→ **ROWS**:
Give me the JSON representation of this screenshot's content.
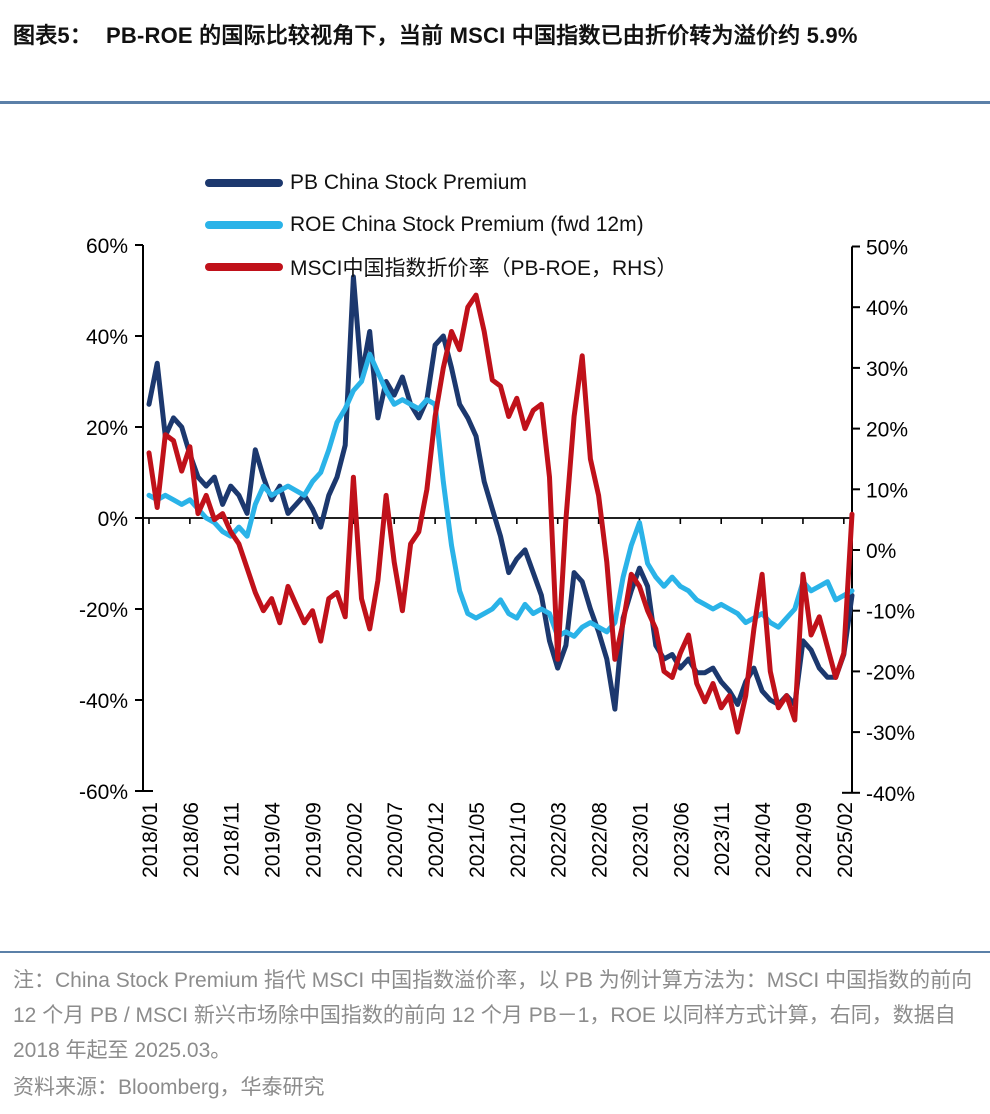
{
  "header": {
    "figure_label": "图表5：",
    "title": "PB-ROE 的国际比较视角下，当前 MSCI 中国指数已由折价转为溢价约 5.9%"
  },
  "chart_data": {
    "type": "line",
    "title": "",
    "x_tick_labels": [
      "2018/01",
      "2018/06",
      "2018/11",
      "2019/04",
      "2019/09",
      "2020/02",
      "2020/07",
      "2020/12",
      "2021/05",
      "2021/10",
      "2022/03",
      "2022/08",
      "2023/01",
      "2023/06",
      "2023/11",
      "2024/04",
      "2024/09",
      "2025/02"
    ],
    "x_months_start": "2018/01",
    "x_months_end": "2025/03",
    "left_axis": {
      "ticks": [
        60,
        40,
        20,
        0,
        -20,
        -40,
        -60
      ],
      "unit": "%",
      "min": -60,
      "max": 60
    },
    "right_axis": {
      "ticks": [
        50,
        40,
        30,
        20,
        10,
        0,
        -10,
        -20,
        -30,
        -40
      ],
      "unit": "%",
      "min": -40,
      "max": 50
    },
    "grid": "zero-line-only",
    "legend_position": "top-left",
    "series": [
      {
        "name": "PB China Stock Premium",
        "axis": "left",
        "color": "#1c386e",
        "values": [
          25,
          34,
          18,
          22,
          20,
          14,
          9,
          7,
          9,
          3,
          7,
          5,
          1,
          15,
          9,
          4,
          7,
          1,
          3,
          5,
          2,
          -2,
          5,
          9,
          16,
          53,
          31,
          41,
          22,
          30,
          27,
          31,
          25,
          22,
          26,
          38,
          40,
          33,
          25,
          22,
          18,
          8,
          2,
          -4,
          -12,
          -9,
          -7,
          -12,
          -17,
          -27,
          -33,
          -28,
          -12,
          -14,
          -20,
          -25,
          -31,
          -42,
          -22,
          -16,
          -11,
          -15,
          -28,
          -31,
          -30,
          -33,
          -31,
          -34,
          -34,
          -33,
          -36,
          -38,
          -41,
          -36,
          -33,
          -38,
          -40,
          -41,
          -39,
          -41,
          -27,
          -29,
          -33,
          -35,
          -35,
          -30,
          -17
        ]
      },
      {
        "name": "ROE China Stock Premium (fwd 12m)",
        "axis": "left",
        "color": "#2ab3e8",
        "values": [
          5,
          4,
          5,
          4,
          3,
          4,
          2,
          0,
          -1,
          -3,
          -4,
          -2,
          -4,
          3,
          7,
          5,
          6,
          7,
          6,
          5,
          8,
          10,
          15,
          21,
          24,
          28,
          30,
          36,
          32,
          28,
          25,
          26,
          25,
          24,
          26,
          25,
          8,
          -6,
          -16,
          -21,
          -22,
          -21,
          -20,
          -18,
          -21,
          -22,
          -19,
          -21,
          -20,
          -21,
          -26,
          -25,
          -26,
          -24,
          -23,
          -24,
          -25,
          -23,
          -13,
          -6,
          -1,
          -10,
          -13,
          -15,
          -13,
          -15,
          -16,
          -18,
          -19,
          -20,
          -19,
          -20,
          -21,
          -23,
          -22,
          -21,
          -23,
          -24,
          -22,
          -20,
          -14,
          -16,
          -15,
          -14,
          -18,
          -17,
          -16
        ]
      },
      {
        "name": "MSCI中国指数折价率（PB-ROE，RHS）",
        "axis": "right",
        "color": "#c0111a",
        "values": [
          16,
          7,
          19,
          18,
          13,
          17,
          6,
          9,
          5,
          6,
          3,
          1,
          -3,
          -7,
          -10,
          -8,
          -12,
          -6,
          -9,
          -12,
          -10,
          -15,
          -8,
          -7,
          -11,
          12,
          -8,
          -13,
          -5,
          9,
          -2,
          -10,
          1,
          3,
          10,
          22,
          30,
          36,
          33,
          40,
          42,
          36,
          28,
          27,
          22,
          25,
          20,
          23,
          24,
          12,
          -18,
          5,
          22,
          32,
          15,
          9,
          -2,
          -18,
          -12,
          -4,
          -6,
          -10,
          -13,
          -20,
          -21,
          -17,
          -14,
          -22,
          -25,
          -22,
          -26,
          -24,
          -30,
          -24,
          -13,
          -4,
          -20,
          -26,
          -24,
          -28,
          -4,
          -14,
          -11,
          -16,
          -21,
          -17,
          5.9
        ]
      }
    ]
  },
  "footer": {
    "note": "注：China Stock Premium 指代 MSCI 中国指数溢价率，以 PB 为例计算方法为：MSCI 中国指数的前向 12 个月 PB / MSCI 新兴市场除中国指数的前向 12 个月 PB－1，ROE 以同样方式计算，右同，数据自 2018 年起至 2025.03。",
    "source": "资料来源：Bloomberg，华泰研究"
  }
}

→ **STATED GOAL**: Go through the entries above and output them exactly, without pictures.

→ **RESULT OF THE EXERCISE**:
Give me the JSON representation of this screenshot's content.
{
  "header": {
    "figure_label": "图表5：",
    "title": "PB-ROE 的国际比较视角下，当前 MSCI 中国指数已由折价转为溢价约 5.9%"
  },
  "chart_data": {
    "type": "line",
    "title": "",
    "x_tick_labels": [
      "2018/01",
      "2018/06",
      "2018/11",
      "2019/04",
      "2019/09",
      "2020/02",
      "2020/07",
      "2020/12",
      "2021/05",
      "2021/10",
      "2022/03",
      "2022/08",
      "2023/01",
      "2023/06",
      "2023/11",
      "2024/04",
      "2024/09",
      "2025/02"
    ],
    "x_months_start": "2018/01",
    "x_months_end": "2025/03",
    "left_axis": {
      "ticks": [
        60,
        40,
        20,
        0,
        -20,
        -40,
        -60
      ],
      "unit": "%",
      "min": -60,
      "max": 60
    },
    "right_axis": {
      "ticks": [
        50,
        40,
        30,
        20,
        10,
        0,
        -10,
        -20,
        -30,
        -40
      ],
      "unit": "%",
      "min": -40,
      "max": 50
    },
    "grid": "zero-line-only",
    "legend_position": "top-left",
    "series": [
      {
        "name": "PB China Stock Premium",
        "axis": "left",
        "color": "#1c386e",
        "values": [
          25,
          34,
          18,
          22,
          20,
          14,
          9,
          7,
          9,
          3,
          7,
          5,
          1,
          15,
          9,
          4,
          7,
          1,
          3,
          5,
          2,
          -2,
          5,
          9,
          16,
          53,
          31,
          41,
          22,
          30,
          27,
          31,
          25,
          22,
          26,
          38,
          40,
          33,
          25,
          22,
          18,
          8,
          2,
          -4,
          -12,
          -9,
          -7,
          -12,
          -17,
          -27,
          -33,
          -28,
          -12,
          -14,
          -20,
          -25,
          -31,
          -42,
          -22,
          -16,
          -11,
          -15,
          -28,
          -31,
          -30,
          -33,
          -31,
          -34,
          -34,
          -33,
          -36,
          -38,
          -41,
          -36,
          -33,
          -38,
          -40,
          -41,
          -39,
          -41,
          -27,
          -29,
          -33,
          -35,
          -35,
          -30,
          -17
        ]
      },
      {
        "name": "ROE China Stock Premium (fwd 12m)",
        "axis": "left",
        "color": "#2ab3e8",
        "values": [
          5,
          4,
          5,
          4,
          3,
          4,
          2,
          0,
          -1,
          -3,
          -4,
          -2,
          -4,
          3,
          7,
          5,
          6,
          7,
          6,
          5,
          8,
          10,
          15,
          21,
          24,
          28,
          30,
          36,
          32,
          28,
          25,
          26,
          25,
          24,
          26,
          25,
          8,
          -6,
          -16,
          -21,
          -22,
          -21,
          -20,
          -18,
          -21,
          -22,
          -19,
          -21,
          -20,
          -21,
          -26,
          -25,
          -26,
          -24,
          -23,
          -24,
          -25,
          -23,
          -13,
          -6,
          -1,
          -10,
          -13,
          -15,
          -13,
          -15,
          -16,
          -18,
          -19,
          -20,
          -19,
          -20,
          -21,
          -23,
          -22,
          -21,
          -23,
          -24,
          -22,
          -20,
          -14,
          -16,
          -15,
          -14,
          -18,
          -17,
          -16
        ]
      },
      {
        "name": "MSCI中国指数折价率（PB-ROE，RHS）",
        "axis": "right",
        "color": "#c0111a",
        "values": [
          16,
          7,
          19,
          18,
          13,
          17,
          6,
          9,
          5,
          6,
          3,
          1,
          -3,
          -7,
          -10,
          -8,
          -12,
          -6,
          -9,
          -12,
          -10,
          -15,
          -8,
          -7,
          -11,
          12,
          -8,
          -13,
          -5,
          9,
          -2,
          -10,
          1,
          3,
          10,
          22,
          30,
          36,
          33,
          40,
          42,
          36,
          28,
          27,
          22,
          25,
          20,
          23,
          24,
          12,
          -18,
          5,
          22,
          32,
          15,
          9,
          -2,
          -18,
          -12,
          -4,
          -6,
          -10,
          -13,
          -20,
          -21,
          -17,
          -14,
          -22,
          -25,
          -22,
          -26,
          -24,
          -30,
          -24,
          -13,
          -4,
          -20,
          -26,
          -24,
          -28,
          -4,
          -14,
          -11,
          -16,
          -21,
          -17,
          5.9
        ]
      }
    ]
  },
  "footer": {
    "note": "注：China Stock Premium 指代 MSCI 中国指数溢价率，以 PB 为例计算方法为：MSCI 中国指数的前向 12 个月 PB / MSCI 新兴市场除中国指数的前向 12 个月 PB－1，ROE 以同样方式计算，右同，数据自 2018 年起至 2025.03。",
    "source": "资料来源：Bloomberg，华泰研究"
  }
}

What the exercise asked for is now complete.